● EXERCISE DIRECTIONS: Pick out each line containing the string "this".

-------

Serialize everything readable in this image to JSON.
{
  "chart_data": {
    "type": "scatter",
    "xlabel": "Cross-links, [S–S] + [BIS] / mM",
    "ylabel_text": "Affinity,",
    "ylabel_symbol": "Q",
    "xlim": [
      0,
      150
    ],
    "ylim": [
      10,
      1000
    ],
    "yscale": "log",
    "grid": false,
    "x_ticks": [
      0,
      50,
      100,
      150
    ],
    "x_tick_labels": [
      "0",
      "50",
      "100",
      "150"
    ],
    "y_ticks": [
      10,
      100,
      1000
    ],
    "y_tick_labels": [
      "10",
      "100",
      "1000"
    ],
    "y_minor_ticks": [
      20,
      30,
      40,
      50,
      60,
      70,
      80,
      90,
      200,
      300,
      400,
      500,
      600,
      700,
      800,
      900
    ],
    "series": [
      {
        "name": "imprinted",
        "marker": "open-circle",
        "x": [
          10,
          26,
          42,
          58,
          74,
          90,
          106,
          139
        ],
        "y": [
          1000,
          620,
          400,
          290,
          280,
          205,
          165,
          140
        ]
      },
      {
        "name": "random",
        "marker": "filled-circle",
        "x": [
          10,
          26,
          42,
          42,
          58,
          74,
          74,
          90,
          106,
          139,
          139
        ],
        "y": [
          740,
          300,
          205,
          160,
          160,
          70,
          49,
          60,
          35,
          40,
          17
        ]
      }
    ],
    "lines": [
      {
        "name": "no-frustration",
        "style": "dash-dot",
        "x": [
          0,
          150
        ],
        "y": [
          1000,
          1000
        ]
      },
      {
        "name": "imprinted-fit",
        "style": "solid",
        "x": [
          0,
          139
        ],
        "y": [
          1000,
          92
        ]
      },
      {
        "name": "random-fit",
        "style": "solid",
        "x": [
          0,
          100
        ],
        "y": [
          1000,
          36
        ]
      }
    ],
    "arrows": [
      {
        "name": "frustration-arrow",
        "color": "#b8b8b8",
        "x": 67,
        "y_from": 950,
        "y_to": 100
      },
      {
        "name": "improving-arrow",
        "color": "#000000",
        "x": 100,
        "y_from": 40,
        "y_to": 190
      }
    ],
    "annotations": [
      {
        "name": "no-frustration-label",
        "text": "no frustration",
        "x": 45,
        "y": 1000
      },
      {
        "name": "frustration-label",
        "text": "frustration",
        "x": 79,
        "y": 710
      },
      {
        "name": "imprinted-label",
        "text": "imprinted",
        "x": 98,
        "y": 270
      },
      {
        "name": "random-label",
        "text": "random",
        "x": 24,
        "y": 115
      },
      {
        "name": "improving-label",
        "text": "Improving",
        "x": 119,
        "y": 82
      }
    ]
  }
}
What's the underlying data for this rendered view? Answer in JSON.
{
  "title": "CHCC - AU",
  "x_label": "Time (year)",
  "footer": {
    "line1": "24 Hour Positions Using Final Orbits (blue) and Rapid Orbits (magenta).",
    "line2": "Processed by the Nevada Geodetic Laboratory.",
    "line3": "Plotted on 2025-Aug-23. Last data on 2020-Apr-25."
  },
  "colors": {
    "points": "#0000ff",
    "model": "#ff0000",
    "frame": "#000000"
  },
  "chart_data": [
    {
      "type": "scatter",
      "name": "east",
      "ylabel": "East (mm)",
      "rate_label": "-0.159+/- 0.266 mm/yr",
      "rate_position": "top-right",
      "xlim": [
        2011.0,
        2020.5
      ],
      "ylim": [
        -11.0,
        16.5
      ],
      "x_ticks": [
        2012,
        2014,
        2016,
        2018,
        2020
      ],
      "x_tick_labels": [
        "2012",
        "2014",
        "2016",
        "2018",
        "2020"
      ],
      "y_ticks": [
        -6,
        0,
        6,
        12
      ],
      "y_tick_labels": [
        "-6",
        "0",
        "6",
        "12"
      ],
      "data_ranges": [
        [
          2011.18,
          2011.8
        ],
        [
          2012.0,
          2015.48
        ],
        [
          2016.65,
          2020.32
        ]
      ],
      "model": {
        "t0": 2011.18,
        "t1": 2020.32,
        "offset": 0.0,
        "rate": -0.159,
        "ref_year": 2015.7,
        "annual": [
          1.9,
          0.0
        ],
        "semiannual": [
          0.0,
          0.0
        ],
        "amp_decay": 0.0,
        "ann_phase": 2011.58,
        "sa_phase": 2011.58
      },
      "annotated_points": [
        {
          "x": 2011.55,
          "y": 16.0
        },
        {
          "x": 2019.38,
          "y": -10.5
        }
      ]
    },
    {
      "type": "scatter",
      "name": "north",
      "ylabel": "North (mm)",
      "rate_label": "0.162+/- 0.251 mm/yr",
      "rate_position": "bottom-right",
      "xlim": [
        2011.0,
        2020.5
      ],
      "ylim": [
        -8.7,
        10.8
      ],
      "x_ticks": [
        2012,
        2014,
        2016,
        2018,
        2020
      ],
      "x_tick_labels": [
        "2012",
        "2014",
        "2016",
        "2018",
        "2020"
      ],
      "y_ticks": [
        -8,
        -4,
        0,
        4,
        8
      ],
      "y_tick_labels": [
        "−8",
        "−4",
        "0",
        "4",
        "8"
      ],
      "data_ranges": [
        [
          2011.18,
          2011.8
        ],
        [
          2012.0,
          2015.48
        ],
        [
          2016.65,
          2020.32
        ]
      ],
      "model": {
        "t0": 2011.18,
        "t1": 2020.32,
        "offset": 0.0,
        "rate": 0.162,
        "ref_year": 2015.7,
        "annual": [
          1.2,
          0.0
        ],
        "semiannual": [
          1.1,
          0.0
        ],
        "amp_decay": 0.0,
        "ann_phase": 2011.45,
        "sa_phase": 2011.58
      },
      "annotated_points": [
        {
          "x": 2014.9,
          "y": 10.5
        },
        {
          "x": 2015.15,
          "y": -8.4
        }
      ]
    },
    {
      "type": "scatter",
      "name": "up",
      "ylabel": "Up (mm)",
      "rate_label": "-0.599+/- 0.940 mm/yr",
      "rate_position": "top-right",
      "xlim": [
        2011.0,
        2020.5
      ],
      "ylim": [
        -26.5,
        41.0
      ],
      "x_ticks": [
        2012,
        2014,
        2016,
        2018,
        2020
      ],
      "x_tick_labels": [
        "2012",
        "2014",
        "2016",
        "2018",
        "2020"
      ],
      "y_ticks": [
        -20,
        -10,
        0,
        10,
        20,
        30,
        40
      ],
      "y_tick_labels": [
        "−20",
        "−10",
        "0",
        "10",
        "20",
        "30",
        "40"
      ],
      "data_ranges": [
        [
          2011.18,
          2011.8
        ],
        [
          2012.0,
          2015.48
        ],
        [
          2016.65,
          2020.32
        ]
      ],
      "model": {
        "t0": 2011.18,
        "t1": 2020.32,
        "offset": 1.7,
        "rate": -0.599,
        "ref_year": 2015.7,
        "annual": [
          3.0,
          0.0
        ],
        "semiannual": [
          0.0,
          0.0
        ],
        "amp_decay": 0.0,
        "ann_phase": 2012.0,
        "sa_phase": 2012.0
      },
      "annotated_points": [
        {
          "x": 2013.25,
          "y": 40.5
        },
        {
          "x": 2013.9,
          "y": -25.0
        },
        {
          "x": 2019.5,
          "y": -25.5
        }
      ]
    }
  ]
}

-------

● WRITTEN ANSWER:
Serialize everything readable in this image to JSON.
What's the underlying data for this rendered view? Answer in JSON.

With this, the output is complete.